▶ _Task statement_
Collect each line holding the string "only".

___

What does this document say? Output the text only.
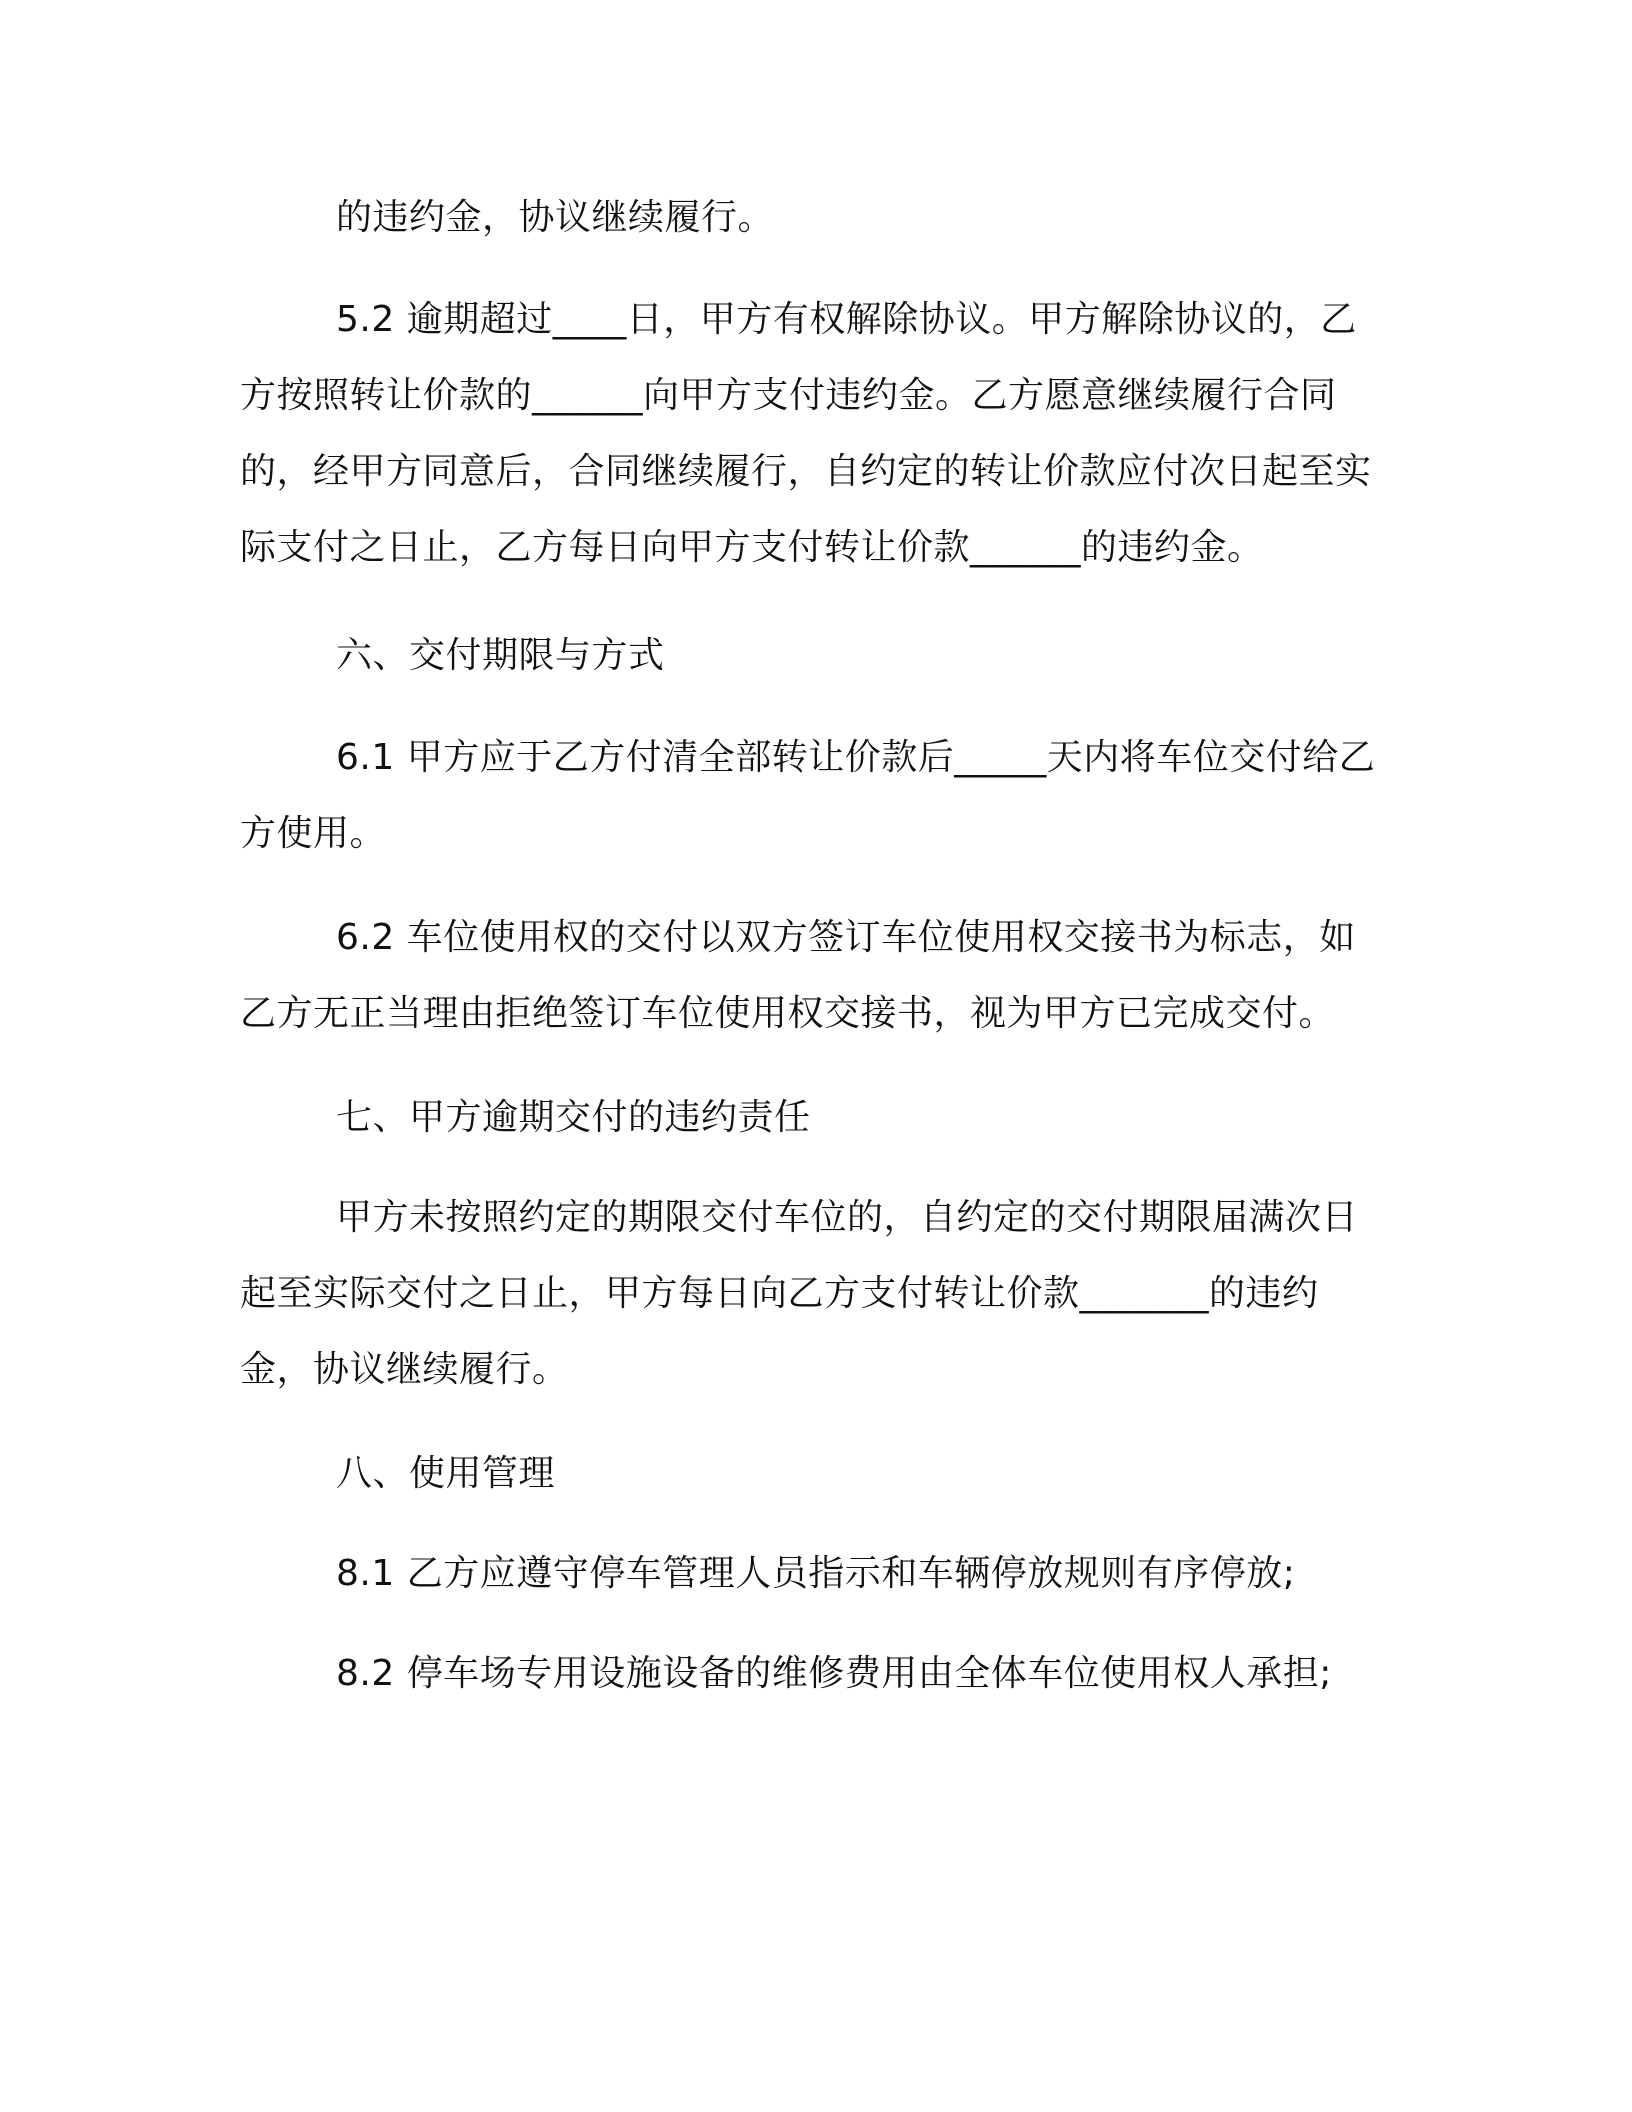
的违约金，协议继续履行。

5.2 逾期超过____日，甲方有权解除协议。甲方解除协议的，乙方按照转让价款的______向甲方支付违约金。乙方愿意继续履行合同的，经甲方同意后，合同继续履行，自约定的转让价款应付次日起至实际支付之日止，乙方每日向甲方支付转让价款______的违约金。

六、交付期限与方式

6.1 甲方应于乙方付清全部转让价款后_____天内将车位交付给乙方使用。

6.2 车位使用权的交付以双方签订车位使用权交接书为标志，如乙方无正当理由拒绝签订车位使用权交接书，视为甲方已完成交付。

七、甲方逾期交付的违约责任

甲方未按照约定的期限交付车位的，自约定的交付期限届满次日起至实际交付之日止，甲方每日向乙方支付转让价款_______的违约金，协议继续履行。

八、使用管理

8.1 乙方应遵守停车管理人员指示和车辆停放规则有序停放;

8.2 停车场专用设施设备的维修费用由全体车位使用权人承担;
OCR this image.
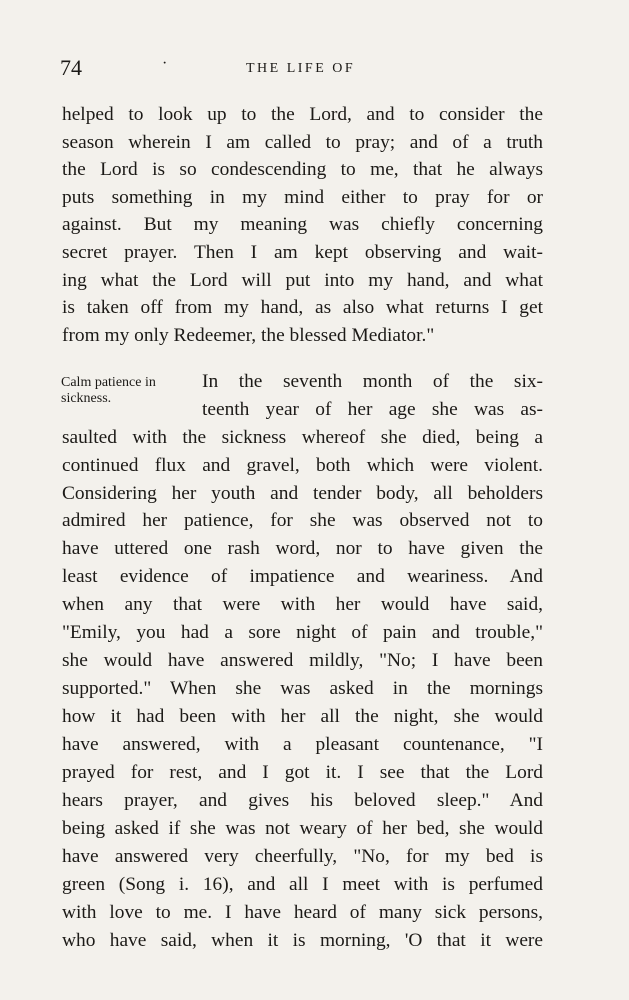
74	·	THE LIFE OF
helped to look up to the Lord, and to consider the
season wherein I am called to pray; and of a truth
the Lord is so condescending to me, that he always
puts something in my mind either to pray for or
against. But my meaning was chiefly concerning
secret prayer. Then I am kept observing and wait-
ing what the Lord will put into my hand, and what
is taken off from my hand, as also what returns I get
from my only Redeemer, the blessed Mediator."
Calm patience in
sickness.
In the seventh month of the six-
teenth year of her age she was as-
saulted with the sickness whereof she died, being a
continued flux and gravel, both which were violent.
Considering her youth and tender body, all beholders
admired her patience, for she was observed not to
have uttered one rash word, nor to have given the
least evidence of impatience and weariness. And
when any that were with her would have said,
"Emily, you had a sore night of pain and trouble,"
she would have answered mildly, "No; I have been
supported." When she was asked in the mornings
how it had been with her all the night, she would
have answered, with a pleasant countenance, "I
prayed for rest, and I got it. I see that the Lord
hears prayer, and gives his beloved sleep." And
being asked if she was not weary of her bed, she would
have answered very cheerfully, "No, for my bed is
green (Song i. 16), and all I meet with is perfumed
with love to me. I have heard of many sick persons,
who have said, when it is morning, 'O that it were
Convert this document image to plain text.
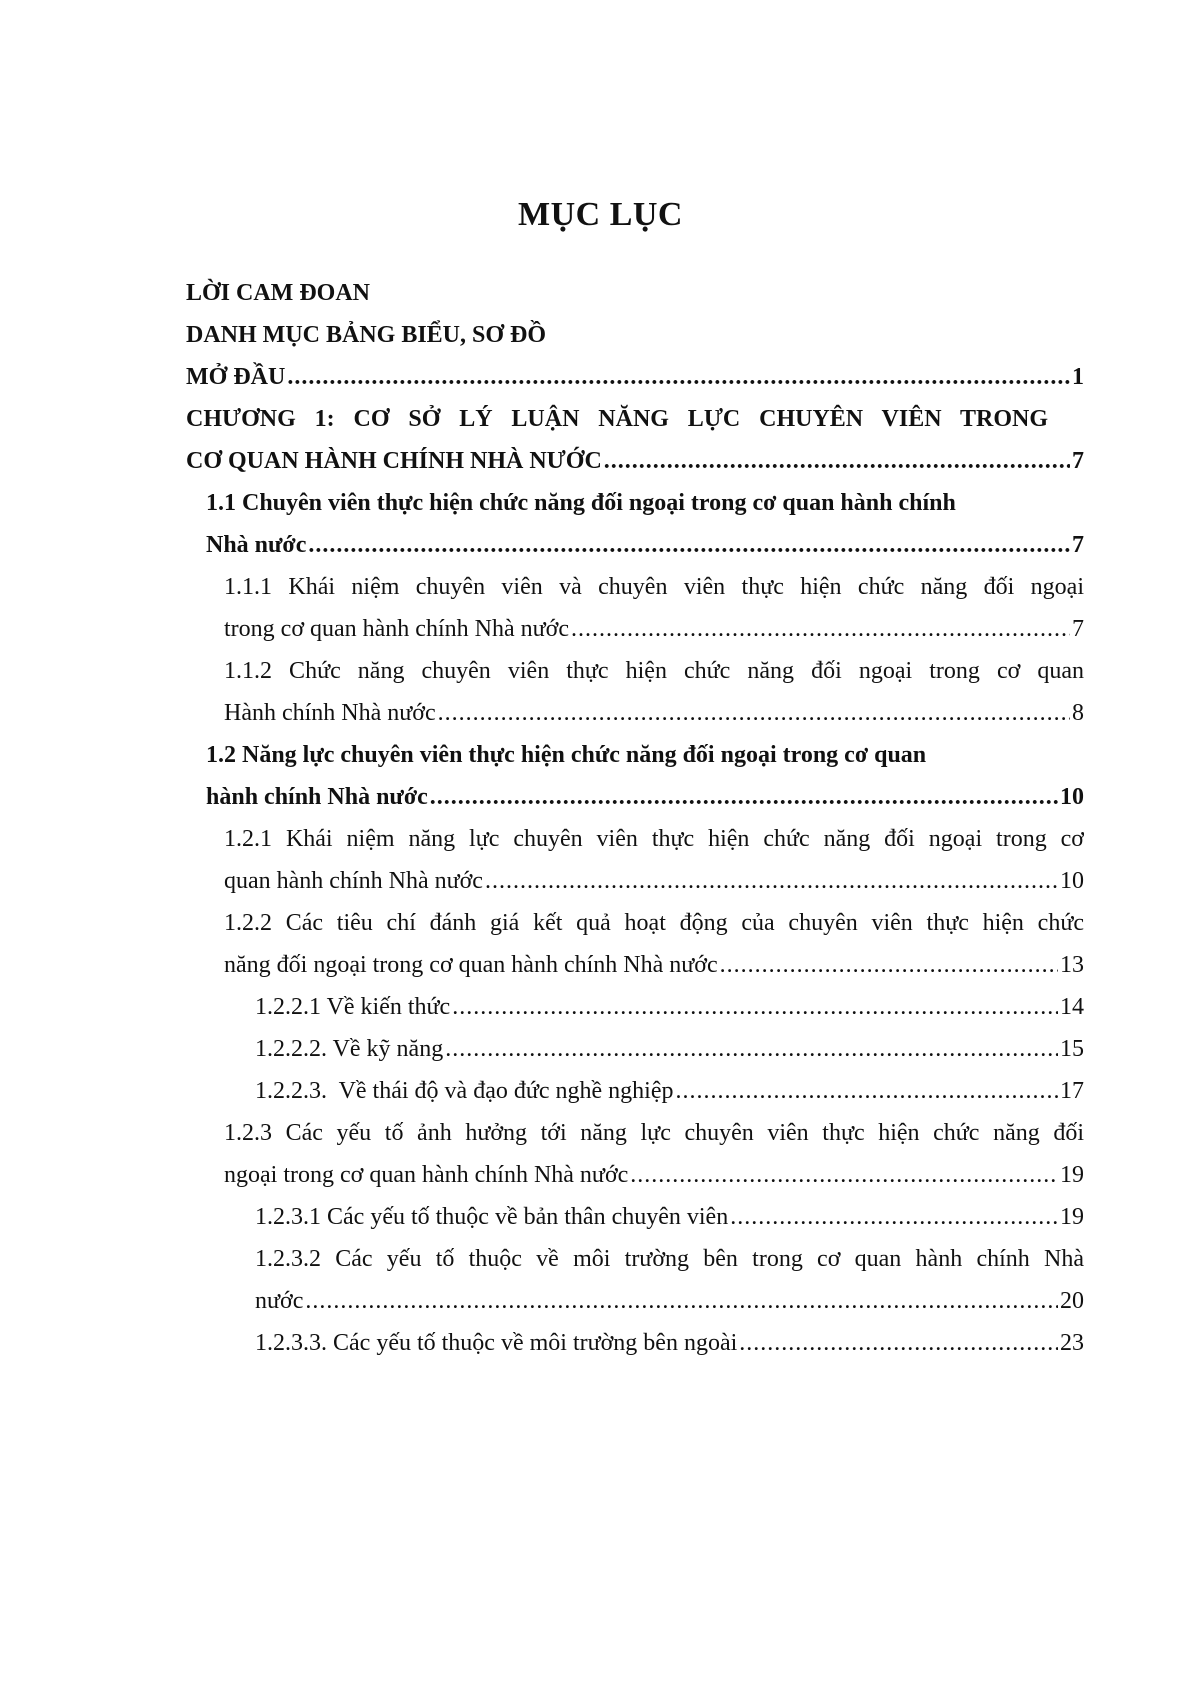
MỤC LỤC
LỜI CAM ĐOAN
DANH MỤC BẢNG BIỂU, SƠ ĐỒ
MỞ ĐẦU .....	1
CHƯƠNG 1: CƠ SỞ LÝ LUẬN NĂNG LỰC CHUYÊN VIÊN TRONG
CƠ QUAN HÀNH CHÍNH NHÀ NƯỚC .....	7
1.1 Chuyên viên thực hiện chức năng đối ngoại trong cơ quan hành chính
Nhà nước .....	7
1.1.1 Khái niệm chuyên viên và chuyên viên thực hiện chức năng đối ngoại
trong cơ quan hành chính Nhà nước .....	7
1.1.2 Chức năng chuyên viên thực hiện chức năng đối ngoại trong cơ quan
Hành chính Nhà nước .....	8
1.2 Năng lực chuyên viên thực hiện chức năng đối ngoại trong cơ quan
hành chính Nhà nước .....	10
1.2.1 Khái niệm năng lực chuyên viên thực hiện chức năng đối ngoại trong cơ
quan hành chính Nhà nước .....	10
1.2.2 Các tiêu chí đánh giá kết quả hoạt động của chuyên viên thực hiện chức
năng đối ngoại trong cơ quan hành chính Nhà nước .....	13
1.2.2.1 Về kiến thức .....	14
1.2.2.2. Về kỹ năng .....	15
1.2.2.3.  Về thái độ và đạo đức nghề nghiệp .....	17
1.2.3 Các yếu tố ảnh hưởng tới năng lực chuyên viên thực hiện chức năng đối
ngoại trong cơ quan hành chính Nhà nước .....	19
1.2.3.1 Các yếu tố thuộc về bản thân chuyên viên .....	19
1.2.3.2 Các yếu tố thuộc về môi trường bên trong cơ quan hành chính Nhà
nước .....	20
1.2.3.3. Các yếu tố thuộc về môi trường bên ngoài .....	23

___

▶ _Response below_
What does this document say? Output the text only.
from my only Redeemer, the blessed Mediator."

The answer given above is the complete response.